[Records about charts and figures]
★ ★ ★ ★

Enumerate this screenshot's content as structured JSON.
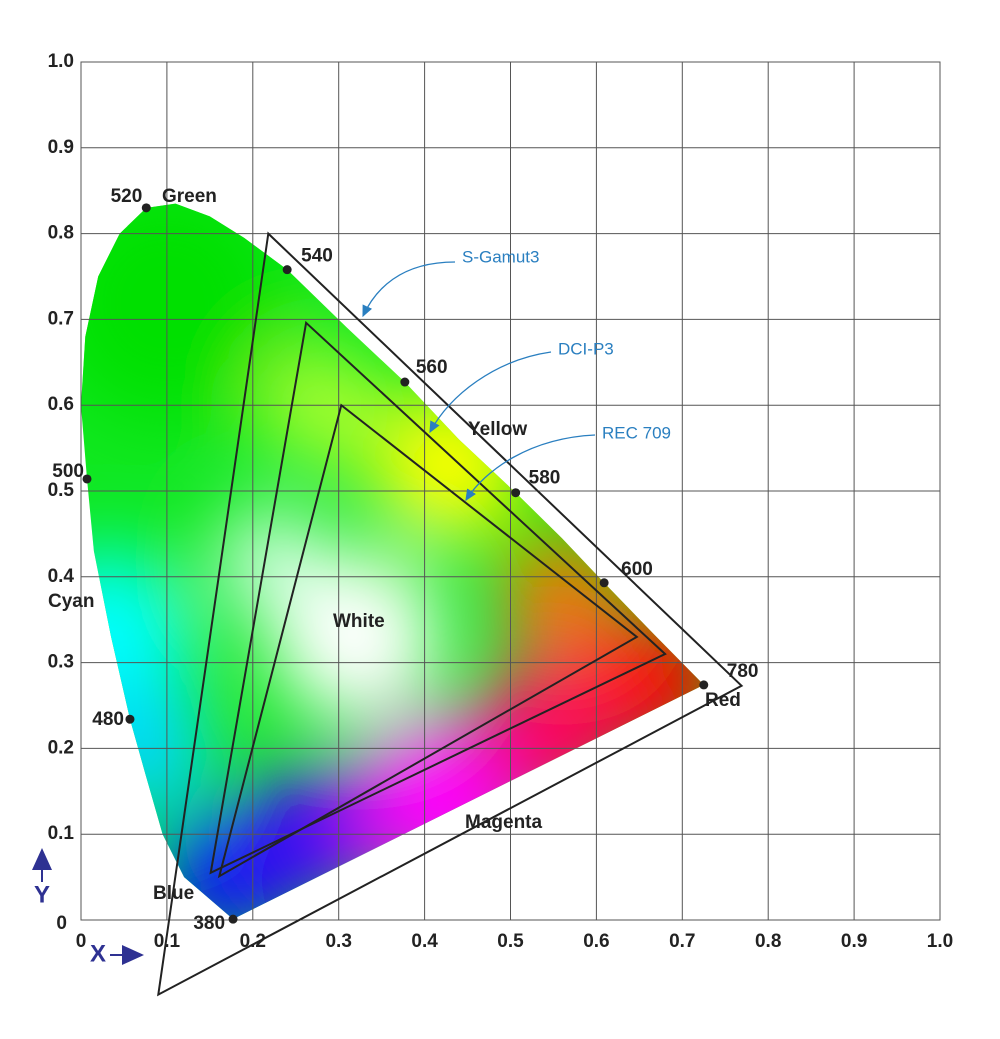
{
  "chart_data": {
    "type": "chromaticity",
    "x_label": "X",
    "y_label": "Y",
    "xlim": [
      0,
      1
    ],
    "ylim": [
      0,
      1
    ],
    "xticks": [
      0,
      0.1,
      0.2,
      0.3,
      0.4,
      0.5,
      0.6,
      0.7,
      0.8,
      0.9,
      {
        "value": 1,
        "label": "1.0"
      }
    ],
    "yticks": [
      0,
      0.1,
      0.2,
      0.3,
      0.4,
      0.5,
      0.6,
      0.7,
      0.8,
      0.9,
      {
        "value": 1,
        "label": "1.0"
      }
    ],
    "grid": true,
    "locus": {
      "labels": [
        "380",
        null,
        null,
        null,
        "480",
        null,
        null,
        "500",
        null,
        null,
        null,
        null,
        "520",
        null,
        null,
        null,
        "540",
        null,
        "560",
        null,
        "580",
        null,
        "600",
        null,
        "780"
      ],
      "x": [
        0.177,
        0.12,
        0.095,
        0.075,
        0.057,
        0.035,
        0.015,
        0.007,
        0.0,
        0.005,
        0.02,
        0.045,
        0.076,
        0.11,
        0.15,
        0.19,
        0.24,
        0.31,
        0.377,
        0.44,
        0.506,
        0.56,
        0.609,
        0.67,
        0.725
      ],
      "y": [
        0.001,
        0.05,
        0.1,
        0.17,
        0.234,
        0.33,
        0.43,
        0.514,
        0.6,
        0.68,
        0.75,
        0.8,
        0.83,
        0.835,
        0.82,
        0.795,
        0.758,
        0.69,
        0.627,
        0.56,
        0.498,
        0.445,
        0.393,
        0.33,
        0.274
      ]
    },
    "region_labels": [
      "Green",
      "Yellow",
      "Cyan",
      "White",
      "Red",
      "Magenta",
      "Blue"
    ],
    "series": [
      {
        "name": "S-Gamut3",
        "color": "#222222",
        "x": [
          0.769,
          0.218,
          0.09
        ],
        "y": [
          0.273,
          0.8,
          -0.087
        ]
      },
      {
        "name": "DCI-P3",
        "color": "#222222",
        "x": [
          0.68,
          0.262,
          0.151
        ],
        "y": [
          0.31,
          0.696,
          0.055
        ]
      },
      {
        "name": "REC 709",
        "color": "#222222",
        "x": [
          0.647,
          0.303,
          0.161
        ],
        "y": [
          0.33,
          0.6,
          0.051
        ]
      }
    ]
  }
}
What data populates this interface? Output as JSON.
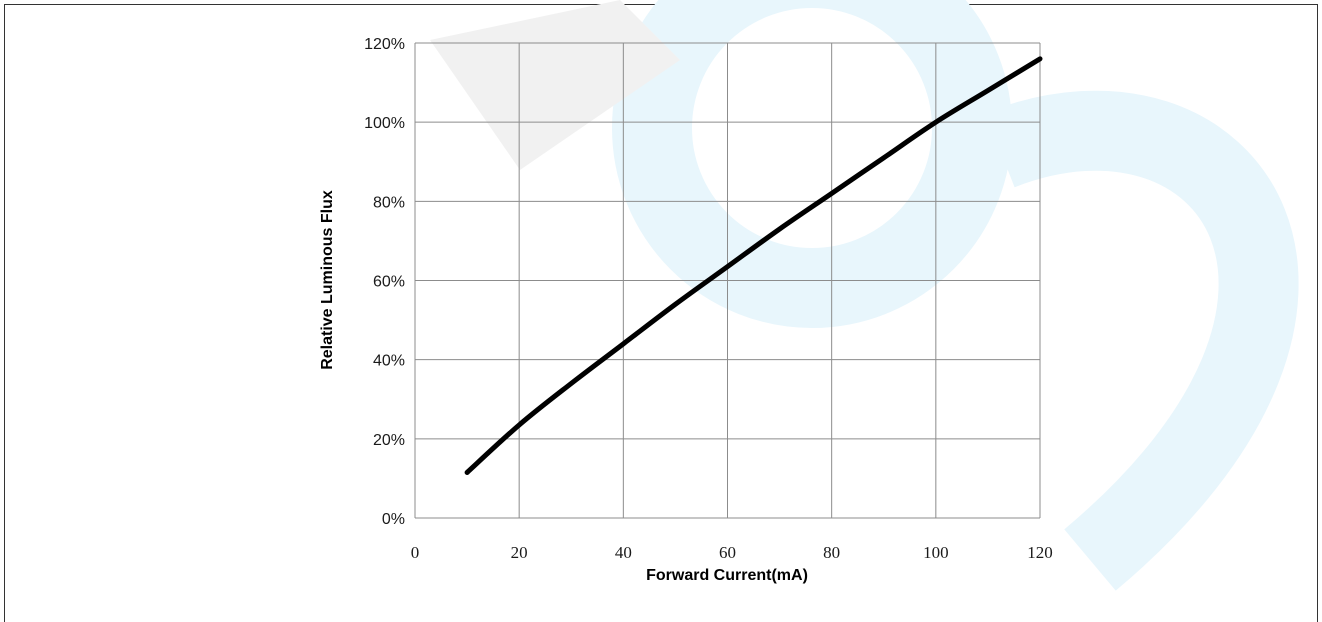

★ ★ ★ ★

**TASK DIRECTIONS**. Reproduce the records, all of them, word for word; omit the pictures.

**TASK OUTPUT**.
Enumerate this screenshot's content as structured JSON.
{
  "chart_data": {
    "type": "chromaticity",
    "x_label": "X",
    "y_label": "Y",
    "xlim": [
      0,
      1
    ],
    "ylim": [
      0,
      1
    ],
    "xticks": [
      0,
      0.1,
      0.2,
      0.3,
      0.4,
      0.5,
      0.6,
      0.7,
      0.8,
      0.9,
      {
        "value": 1,
        "label": "1.0"
      }
    ],
    "yticks": [
      0,
      0.1,
      0.2,
      0.3,
      0.4,
      0.5,
      0.6,
      0.7,
      0.8,
      0.9,
      {
        "value": 1,
        "label": "1.0"
      }
    ],
    "grid": true,
    "locus": {
      "labels": [
        "380",
        null,
        null,
        null,
        "480",
        null,
        null,
        "500",
        null,
        null,
        null,
        null,
        "520",
        null,
        null,
        null,
        "540",
        null,
        "560",
        null,
        "580",
        null,
        "600",
        null,
        "780"
      ],
      "x": [
        0.177,
        0.12,
        0.095,
        0.075,
        0.057,
        0.035,
        0.015,
        0.007,
        0.0,
        0.005,
        0.02,
        0.045,
        0.076,
        0.11,
        0.15,
        0.19,
        0.24,
        0.31,
        0.377,
        0.44,
        0.506,
        0.56,
        0.609,
        0.67,
        0.725
      ],
      "y": [
        0.001,
        0.05,
        0.1,
        0.17,
        0.234,
        0.33,
        0.43,
        0.514,
        0.6,
        0.68,
        0.75,
        0.8,
        0.83,
        0.835,
        0.82,
        0.795,
        0.758,
        0.69,
        0.627,
        0.56,
        0.498,
        0.445,
        0.393,
        0.33,
        0.274
      ]
    },
    "region_labels": [
      "Green",
      "Yellow",
      "Cyan",
      "White",
      "Red",
      "Magenta",
      "Blue"
    ],
    "series": [
      {
        "name": "S-Gamut3",
        "color": "#222222",
        "x": [
          0.769,
          0.218,
          0.09
        ],
        "y": [
          0.273,
          0.8,
          -0.087
        ]
      },
      {
        "name": "DCI-P3",
        "color": "#222222",
        "x": [
          0.68,
          0.262,
          0.151
        ],
        "y": [
          0.31,
          0.696,
          0.055
        ]
      },
      {
        "name": "REC 709",
        "color": "#222222",
        "x": [
          0.647,
          0.303,
          0.161
        ],
        "y": [
          0.33,
          0.6,
          0.051
        ]
      }
    ]
  }
}
What data populates this interface? Output as JSON.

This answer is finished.